STATED PROBLEM: Output all entries verbatim. Skip pictures.

DATA:
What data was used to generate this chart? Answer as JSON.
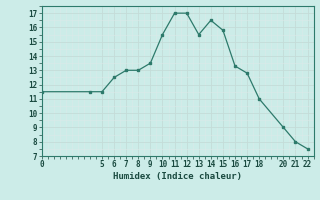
{
  "x": [
    0,
    4,
    5,
    6,
    7,
    8,
    9,
    10,
    11,
    12,
    13,
    14,
    15,
    16,
    17,
    18,
    20,
    21,
    22
  ],
  "y": [
    11.5,
    11.5,
    11.5,
    12.5,
    13.0,
    13.0,
    13.5,
    15.5,
    17.0,
    17.0,
    15.5,
    16.5,
    15.8,
    13.3,
    12.8,
    11.0,
    9.0,
    8.0,
    7.5
  ],
  "xlabel": "Humidex (Indice chaleur)",
  "line_color": "#2d7a6b",
  "marker_color": "#2d7a6b",
  "bg_color": "#ccece8",
  "grid_major_color": "#c4dcd8",
  "grid_minor_color": "#dbeae8",
  "xlim": [
    0,
    22.5
  ],
  "ylim": [
    7,
    17.5
  ],
  "yticks": [
    7,
    8,
    9,
    10,
    11,
    12,
    13,
    14,
    15,
    16,
    17
  ],
  "xticks": [
    0,
    5,
    6,
    7,
    8,
    9,
    10,
    11,
    12,
    13,
    14,
    15,
    16,
    17,
    18,
    20,
    21,
    22
  ],
  "tick_fontsize": 5.5,
  "xlabel_fontsize": 6.5
}
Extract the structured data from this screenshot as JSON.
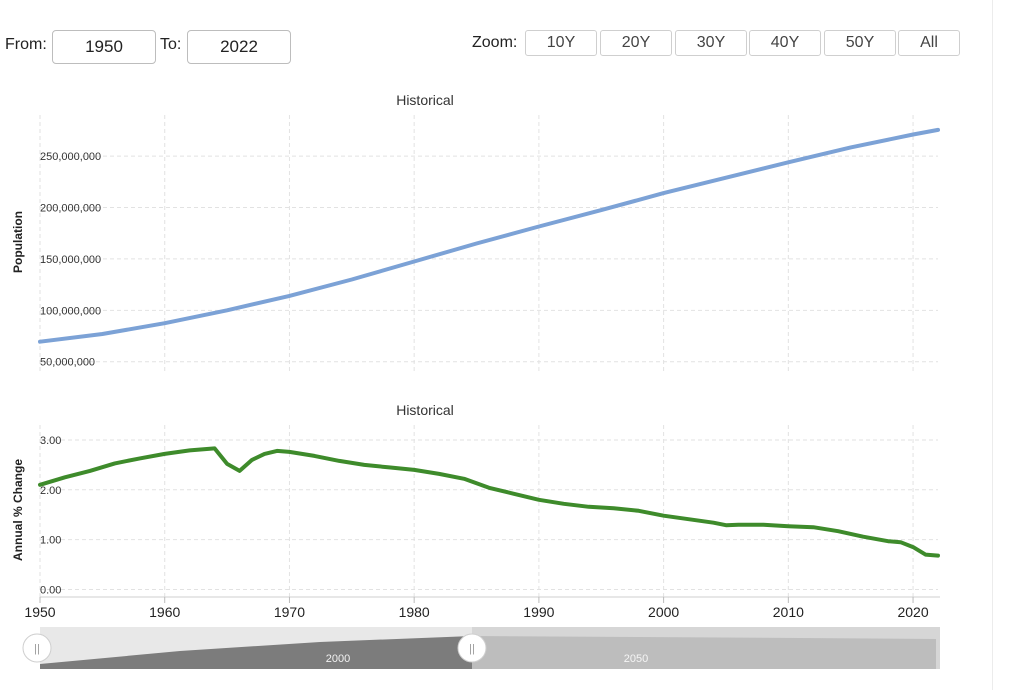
{
  "range": {
    "from_label": "From:",
    "from_value": "1950",
    "to_label": "To:",
    "to_value": "2022"
  },
  "zoom": {
    "label": "Zoom:",
    "buttons": [
      "10Y",
      "20Y",
      "30Y",
      "40Y",
      "50Y",
      "All"
    ]
  },
  "navigator": {
    "labels": [
      "2000",
      "2050"
    ],
    "handle_glyph": "||"
  },
  "chart_data": [
    {
      "type": "line",
      "title": "Historical",
      "ylabel": "Population",
      "xlabel": "",
      "xlim": [
        1950,
        2022
      ],
      "ylim": [
        40000000,
        290000000
      ],
      "grid": true,
      "color": "#7ca2d6",
      "y_ticks": [
        "50,000,000",
        "100,000,000",
        "150,000,000",
        "200,000,000",
        "250,000,000"
      ],
      "series": [
        {
          "x": [
            1950,
            1955,
            1960,
            1965,
            1970,
            1975,
            1980,
            1985,
            1990,
            1995,
            2000,
            2005,
            2010,
            2015,
            2020,
            2022
          ],
          "values": [
            69500000,
            77000000,
            87500000,
            100000000,
            114000000,
            130000000,
            147500000,
            165000000,
            181500000,
            197500000,
            214000000,
            229000000,
            244000000,
            258500000,
            271000000,
            275500000
          ]
        }
      ]
    },
    {
      "type": "line",
      "title": "Historical",
      "ylabel": "Annual % Change",
      "xlabel": "",
      "xlim": [
        1950,
        2022
      ],
      "ylim": [
        -0.15,
        3.3
      ],
      "grid": true,
      "color": "#3e8b2b",
      "y_ticks": [
        "0.00",
        "1.00",
        "2.00",
        "3.00"
      ],
      "x_ticks": [
        "1950",
        "1960",
        "1970",
        "1980",
        "1990",
        "2000",
        "2010",
        "2020"
      ],
      "series": [
        {
          "x": [
            1950,
            1952,
            1954,
            1956,
            1958,
            1960,
            1962,
            1964,
            1965,
            1966,
            1967,
            1968,
            1969,
            1970,
            1972,
            1974,
            1976,
            1978,
            1980,
            1982,
            1984,
            1986,
            1988,
            1990,
            1992,
            1994,
            1996,
            1998,
            2000,
            2002,
            2004,
            2005,
            2006,
            2008,
            2010,
            2012,
            2014,
            2016,
            2018,
            2019,
            2020,
            2021,
            2022
          ],
          "values": [
            2.1,
            2.25,
            2.38,
            2.53,
            2.63,
            2.72,
            2.79,
            2.83,
            2.52,
            2.38,
            2.6,
            2.72,
            2.78,
            2.76,
            2.68,
            2.58,
            2.5,
            2.45,
            2.4,
            2.32,
            2.22,
            2.04,
            1.92,
            1.8,
            1.72,
            1.66,
            1.63,
            1.58,
            1.48,
            1.41,
            1.34,
            1.29,
            1.3,
            1.3,
            1.27,
            1.25,
            1.17,
            1.06,
            0.97,
            0.95,
            0.85,
            0.7,
            0.68
          ]
        }
      ]
    }
  ]
}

ANSWER BELOW:
What data was used to generate this chart? Answer as JSON.
{
  "x": [
    0,
    4,
    5,
    6,
    7,
    8,
    9,
    10,
    11,
    12,
    13,
    14,
    15,
    16,
    17,
    18,
    20,
    21,
    22
  ],
  "y": [
    11.5,
    11.5,
    11.5,
    12.5,
    13.0,
    13.0,
    13.5,
    15.5,
    17.0,
    17.0,
    15.5,
    16.5,
    15.8,
    13.3,
    12.8,
    11.0,
    9.0,
    8.0,
    7.5
  ],
  "xlabel": "Humidex (Indice chaleur)",
  "line_color": "#2d7a6b",
  "marker_color": "#2d7a6b",
  "bg_color": "#ccece8",
  "grid_major_color": "#c4dcd8",
  "grid_minor_color": "#dbeae8",
  "xlim": [
    0,
    22.5
  ],
  "ylim": [
    7,
    17.5
  ],
  "yticks": [
    7,
    8,
    9,
    10,
    11,
    12,
    13,
    14,
    15,
    16,
    17
  ],
  "xticks": [
    0,
    5,
    6,
    7,
    8,
    9,
    10,
    11,
    12,
    13,
    14,
    15,
    16,
    17,
    18,
    20,
    21,
    22
  ],
  "tick_fontsize": 5.5,
  "xlabel_fontsize": 6.5
}
Extract the structured data from this screenshot as JSON.
{
  "range": {
    "from_label": "From:",
    "from_value": "1950",
    "to_label": "To:",
    "to_value": "2022"
  },
  "zoom": {
    "label": "Zoom:",
    "buttons": [
      "10Y",
      "20Y",
      "30Y",
      "40Y",
      "50Y",
      "All"
    ]
  },
  "navigator": {
    "labels": [
      "2000",
      "2050"
    ],
    "handle_glyph": "||"
  },
  "chart_data": [
    {
      "type": "line",
      "title": "Historical",
      "ylabel": "Population",
      "xlabel": "",
      "xlim": [
        1950,
        2022
      ],
      "ylim": [
        40000000,
        290000000
      ],
      "grid": true,
      "color": "#7ca2d6",
      "y_ticks": [
        "50,000,000",
        "100,000,000",
        "150,000,000",
        "200,000,000",
        "250,000,000"
      ],
      "series": [
        {
          "x": [
            1950,
            1955,
            1960,
            1965,
            1970,
            1975,
            1980,
            1985,
            1990,
            1995,
            2000,
            2005,
            2010,
            2015,
            2020,
            2022
          ],
          "values": [
            69500000,
            77000000,
            87500000,
            100000000,
            114000000,
            130000000,
            147500000,
            165000000,
            181500000,
            197500000,
            214000000,
            229000000,
            244000000,
            258500000,
            271000000,
            275500000
          ]
        }
      ]
    },
    {
      "type": "line",
      "title": "Historical",
      "ylabel": "Annual % Change",
      "xlabel": "",
      "xlim": [
        1950,
        2022
      ],
      "ylim": [
        -0.15,
        3.3
      ],
      "grid": true,
      "color": "#3e8b2b",
      "y_ticks": [
        "0.00",
        "1.00",
        "2.00",
        "3.00"
      ],
      "x_ticks": [
        "1950",
        "1960",
        "1970",
        "1980",
        "1990",
        "2000",
        "2010",
        "2020"
      ],
      "series": [
        {
          "x": [
            1950,
            1952,
            1954,
            1956,
            1958,
            1960,
            1962,
            1964,
            1965,
            1966,
            1967,
            1968,
            1969,
            1970,
            1972,
            1974,
            1976,
            1978,
            1980,
            1982,
            1984,
            1986,
            1988,
            1990,
            1992,
            1994,
            1996,
            1998,
            2000,
            2002,
            2004,
            2005,
            2006,
            2008,
            2010,
            2012,
            2014,
            2016,
            2018,
            2019,
            2020,
            2021,
            2022
          ],
          "values": [
            2.1,
            2.25,
            2.38,
            2.53,
            2.63,
            2.72,
            2.79,
            2.83,
            2.52,
            2.38,
            2.6,
            2.72,
            2.78,
            2.76,
            2.68,
            2.58,
            2.5,
            2.45,
            2.4,
            2.32,
            2.22,
            2.04,
            1.92,
            1.8,
            1.72,
            1.66,
            1.63,
            1.58,
            1.48,
            1.41,
            1.34,
            1.29,
            1.3,
            1.3,
            1.27,
            1.25,
            1.17,
            1.06,
            0.97,
            0.95,
            0.85,
            0.7,
            0.68
          ]
        }
      ]
    }
  ]
}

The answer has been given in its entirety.